Start of DATA FOR THIS EXERCISE
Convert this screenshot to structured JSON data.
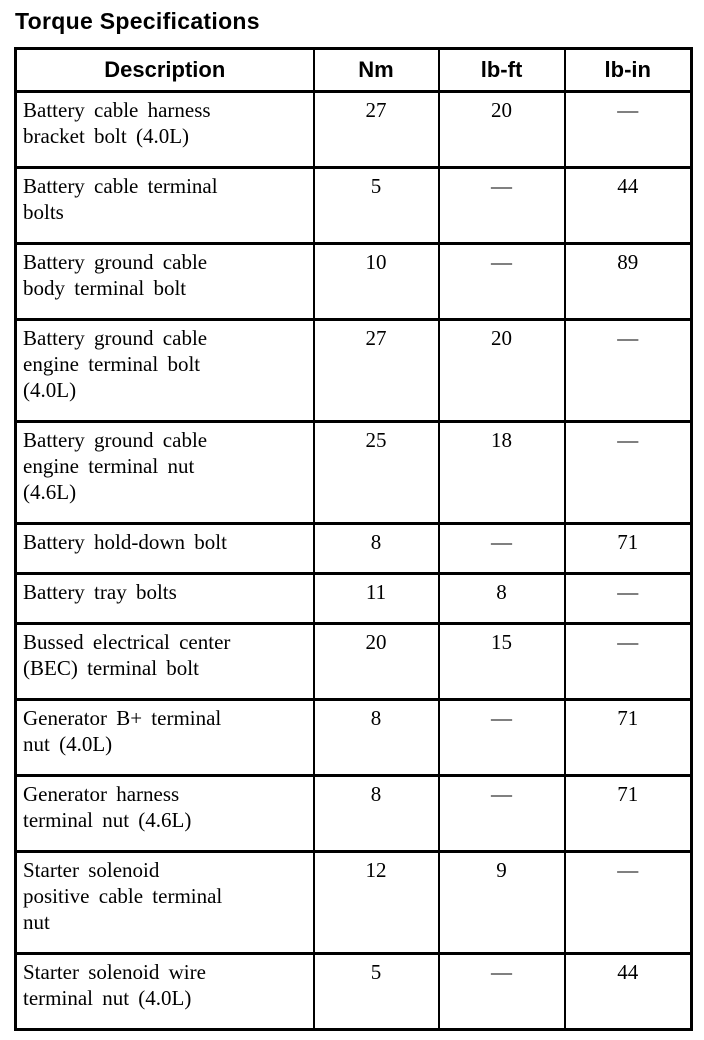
{
  "page": {
    "title": "Torque Specifications"
  },
  "table": {
    "headers": {
      "description": "Description",
      "nm": "Nm",
      "lb_ft": "lb-ft",
      "lb_in": "lb-in"
    },
    "rows": [
      {
        "description": "Battery cable harness\nbracket bolt (4.0L)",
        "nm": "27",
        "lb_ft": "20",
        "lb_in": "—"
      },
      {
        "description": "Battery cable terminal\nbolts",
        "nm": "5",
        "lb_ft": "—",
        "lb_in": "44"
      },
      {
        "description": "Battery ground cable\nbody terminal bolt",
        "nm": "10",
        "lb_ft": "—",
        "lb_in": "89"
      },
      {
        "description": "Battery ground cable\nengine terminal bolt\n(4.0L)",
        "nm": "27",
        "lb_ft": "20",
        "lb_in": "—"
      },
      {
        "description": "Battery ground cable\nengine terminal nut\n(4.6L)",
        "nm": "25",
        "lb_ft": "18",
        "lb_in": "—"
      },
      {
        "description": "Battery hold-down bolt",
        "nm": "8",
        "lb_ft": "—",
        "lb_in": "71"
      },
      {
        "description": "Battery tray bolts",
        "nm": "11",
        "lb_ft": "8",
        "lb_in": "—"
      },
      {
        "description": "Bussed electrical center\n(BEC) terminal bolt",
        "nm": "20",
        "lb_ft": "15",
        "lb_in": "—"
      },
      {
        "description": "Generator B+ terminal\nnut (4.0L)",
        "nm": "8",
        "lb_ft": "—",
        "lb_in": "71"
      },
      {
        "description": "Generator harness\nterminal nut (4.6L)",
        "nm": "8",
        "lb_ft": "—",
        "lb_in": "71"
      },
      {
        "description": "Starter solenoid\npositive cable terminal\nnut",
        "nm": "12",
        "lb_ft": "9",
        "lb_in": "—"
      },
      {
        "description": "Starter solenoid wire\nterminal nut (4.0L)",
        "nm": "5",
        "lb_ft": "—",
        "lb_in": "44"
      }
    ]
  }
}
End of DATA FOR THIS EXERCISE
WORK TO DO: Copy out every line in the listing where the word "Generator" appears.

TASK RESPONSE:
        "description": "Generator B+ terminal\nnut (4.0L)",
        "description": "Generator harness\nterminal nut (4.6L)",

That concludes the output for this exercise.